TASK TO COMPLETE:
Repeat the whole listing exactly as written.

DATA SECTION:
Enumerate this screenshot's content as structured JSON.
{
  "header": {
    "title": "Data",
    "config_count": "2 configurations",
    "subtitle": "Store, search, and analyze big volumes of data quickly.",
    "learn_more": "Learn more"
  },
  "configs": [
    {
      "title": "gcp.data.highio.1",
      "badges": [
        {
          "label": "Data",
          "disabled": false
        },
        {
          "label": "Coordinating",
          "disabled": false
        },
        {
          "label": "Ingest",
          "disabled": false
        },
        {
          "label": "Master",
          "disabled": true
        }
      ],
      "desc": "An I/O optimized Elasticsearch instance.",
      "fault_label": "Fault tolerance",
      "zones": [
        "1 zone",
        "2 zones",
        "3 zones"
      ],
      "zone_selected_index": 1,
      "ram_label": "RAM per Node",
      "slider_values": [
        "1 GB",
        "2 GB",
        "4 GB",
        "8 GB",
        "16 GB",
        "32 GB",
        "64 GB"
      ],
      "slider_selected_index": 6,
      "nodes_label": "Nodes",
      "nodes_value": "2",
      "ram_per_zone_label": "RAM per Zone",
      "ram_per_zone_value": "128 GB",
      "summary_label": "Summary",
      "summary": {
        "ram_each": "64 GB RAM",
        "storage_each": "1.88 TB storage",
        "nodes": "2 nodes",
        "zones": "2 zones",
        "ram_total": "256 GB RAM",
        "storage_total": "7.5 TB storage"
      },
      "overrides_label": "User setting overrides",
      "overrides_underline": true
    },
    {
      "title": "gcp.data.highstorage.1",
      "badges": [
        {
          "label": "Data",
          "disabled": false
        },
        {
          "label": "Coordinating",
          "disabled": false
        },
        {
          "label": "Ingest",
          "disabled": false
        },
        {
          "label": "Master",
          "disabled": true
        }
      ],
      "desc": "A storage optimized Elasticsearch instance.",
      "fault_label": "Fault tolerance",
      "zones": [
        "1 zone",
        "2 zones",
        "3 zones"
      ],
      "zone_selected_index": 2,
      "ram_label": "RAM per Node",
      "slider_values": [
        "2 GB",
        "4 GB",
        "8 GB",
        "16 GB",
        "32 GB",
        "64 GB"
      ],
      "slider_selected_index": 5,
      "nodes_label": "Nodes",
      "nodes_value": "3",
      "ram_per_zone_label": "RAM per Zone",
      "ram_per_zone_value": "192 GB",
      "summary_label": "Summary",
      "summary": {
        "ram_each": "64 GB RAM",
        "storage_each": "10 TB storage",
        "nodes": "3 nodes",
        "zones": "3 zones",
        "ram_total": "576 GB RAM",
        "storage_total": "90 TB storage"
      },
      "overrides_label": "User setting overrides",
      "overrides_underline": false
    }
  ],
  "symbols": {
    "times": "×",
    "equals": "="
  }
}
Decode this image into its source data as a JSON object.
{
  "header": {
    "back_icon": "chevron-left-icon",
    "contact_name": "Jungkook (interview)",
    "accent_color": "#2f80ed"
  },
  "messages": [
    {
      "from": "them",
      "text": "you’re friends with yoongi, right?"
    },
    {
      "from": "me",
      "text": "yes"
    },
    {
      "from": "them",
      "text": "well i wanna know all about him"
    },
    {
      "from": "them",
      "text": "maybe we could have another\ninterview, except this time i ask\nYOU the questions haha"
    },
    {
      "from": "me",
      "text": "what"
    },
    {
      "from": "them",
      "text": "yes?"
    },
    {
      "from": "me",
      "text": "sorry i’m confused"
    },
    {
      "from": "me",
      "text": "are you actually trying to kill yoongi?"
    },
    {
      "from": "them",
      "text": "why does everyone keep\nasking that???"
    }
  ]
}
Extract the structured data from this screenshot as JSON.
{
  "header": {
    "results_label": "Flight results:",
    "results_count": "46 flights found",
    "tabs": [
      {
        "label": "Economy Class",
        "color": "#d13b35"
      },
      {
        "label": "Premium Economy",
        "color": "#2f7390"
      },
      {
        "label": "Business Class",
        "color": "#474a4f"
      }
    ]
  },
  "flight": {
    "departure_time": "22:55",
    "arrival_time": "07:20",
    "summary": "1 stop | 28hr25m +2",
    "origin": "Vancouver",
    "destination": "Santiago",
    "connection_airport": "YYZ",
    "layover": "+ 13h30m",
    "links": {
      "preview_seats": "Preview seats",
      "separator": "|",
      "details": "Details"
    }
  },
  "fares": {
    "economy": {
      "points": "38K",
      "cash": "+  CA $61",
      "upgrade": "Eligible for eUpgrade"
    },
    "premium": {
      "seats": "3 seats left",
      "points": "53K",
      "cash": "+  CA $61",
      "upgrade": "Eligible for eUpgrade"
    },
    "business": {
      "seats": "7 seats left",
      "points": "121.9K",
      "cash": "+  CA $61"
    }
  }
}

FINISHED EXERCISE:
Enumerate this screenshot's content as structured JSON.
{
  "header": {
    "title": "Data",
    "config_count": "2 configurations",
    "subtitle": "Store, search, and analyze big volumes of data quickly.",
    "learn_more": "Learn more"
  },
  "configs": [
    {
      "title": "gcp.data.highio.1",
      "badges": [
        {
          "label": "Data",
          "disabled": false
        },
        {
          "label": "Coordinating",
          "disabled": false
        },
        {
          "label": "Ingest",
          "disabled": false
        },
        {
          "label": "Master",
          "disabled": true
        }
      ],
      "desc": "An I/O optimized Elasticsearch instance.",
      "fault_label": "Fault tolerance",
      "zones": [
        "1 zone",
        "2 zones",
        "3 zones"
      ],
      "zone_selected_index": 1,
      "ram_label": "RAM per Node",
      "slider_values": [
        "1 GB",
        "2 GB",
        "4 GB",
        "8 GB",
        "16 GB",
        "32 GB",
        "64 GB"
      ],
      "slider_selected_index": 6,
      "nodes_label": "Nodes",
      "nodes_value": "2",
      "ram_per_zone_label": "RAM per Zone",
      "ram_per_zone_value": "128 GB",
      "summary_label": "Summary",
      "summary": {
        "ram_each": "64 GB RAM",
        "storage_each": "1.88 TB storage",
        "nodes": "2 nodes",
        "zones": "2 zones",
        "ram_total": "256 GB RAM",
        "storage_total": "7.5 TB storage"
      },
      "overrides_label": "User setting overrides",
      "overrides_underline": true
    },
    {
      "title": "gcp.data.highstorage.1",
      "badges": [
        {
          "label": "Data",
          "disabled": false
        },
        {
          "label": "Coordinating",
          "disabled": false
        },
        {
          "label": "Ingest",
          "disabled": false
        },
        {
          "label": "Master",
          "disabled": true
        }
      ],
      "desc": "A storage optimized Elasticsearch instance.",
      "fault_label": "Fault tolerance",
      "zones": [
        "1 zone",
        "2 zones",
        "3 zones"
      ],
      "zone_selected_index": 2,
      "ram_label": "RAM per Node",
      "slider_values": [
        "2 GB",
        "4 GB",
        "8 GB",
        "16 GB",
        "32 GB",
        "64 GB"
      ],
      "slider_selected_index": 5,
      "nodes_label": "Nodes",
      "nodes_value": "3",
      "ram_per_zone_label": "RAM per Zone",
      "ram_per_zone_value": "192 GB",
      "summary_label": "Summary",
      "summary": {
        "ram_each": "64 GB RAM",
        "storage_each": "10 TB storage",
        "nodes": "3 nodes",
        "zones": "3 zones",
        "ram_total": "576 GB RAM",
        "storage_total": "90 TB storage"
      },
      "overrides_label": "User setting overrides",
      "overrides_underline": false
    }
  ],
  "symbols": {
    "times": "×",
    "equals": "="
  }
}
Decode this image into its source data as a JSON object.
{
  "header": {
    "back_icon": "chevron-left-icon",
    "contact_name": "Jungkook (interview)",
    "accent_color": "#2f80ed"
  },
  "messages": [
    {
      "from": "them",
      "text": "you’re friends with yoongi, right?"
    },
    {
      "from": "me",
      "text": "yes"
    },
    {
      "from": "them",
      "text": "well i wanna know all about him"
    },
    {
      "from": "them",
      "text": "maybe we could have another\ninterview, except this time i ask\nYOU the questions haha"
    },
    {
      "from": "me",
      "text": "what"
    },
    {
      "from": "them",
      "text": "yes?"
    },
    {
      "from": "me",
      "text": "sorry i’m confused"
    },
    {
      "from": "me",
      "text": "are you actually trying to kill yoongi?"
    },
    {
      "from": "them",
      "text": "why does everyone keep\nasking that???"
    }
  ]
}
Extract the structured data from this screenshot as JSON.
{
  "header": {
    "results_label": "Flight results:",
    "results_count": "46 flights found",
    "tabs": [
      {
        "label": "Economy Class",
        "color": "#d13b35"
      },
      {
        "label": "Premium Economy",
        "color": "#2f7390"
      },
      {
        "label": "Business Class",
        "color": "#474a4f"
      }
    ]
  },
  "flight": {
    "departure_time": "22:55",
    "arrival_time": "07:20",
    "summary": "1 stop | 28hr25m +2",
    "origin": "Vancouver",
    "destination": "Santiago",
    "connection_airport": "YYZ",
    "layover": "+ 13h30m",
    "links": {
      "preview_seats": "Preview seats",
      "separator": "|",
      "details": "Details"
    }
  },
  "fares": {
    "economy": {
      "points": "38K",
      "cash": "+  CA $61",
      "upgrade": "Eligible for eUpgrade"
    },
    "premium": {
      "seats": "3 seats left",
      "points": "53K",
      "cash": "+  CA $61",
      "upgrade": "Eligible for eUpgrade"
    },
    "business": {
      "seats": "7 seats left",
      "points": "121.9K",
      "cash": "+  CA $61"
    }
  }
}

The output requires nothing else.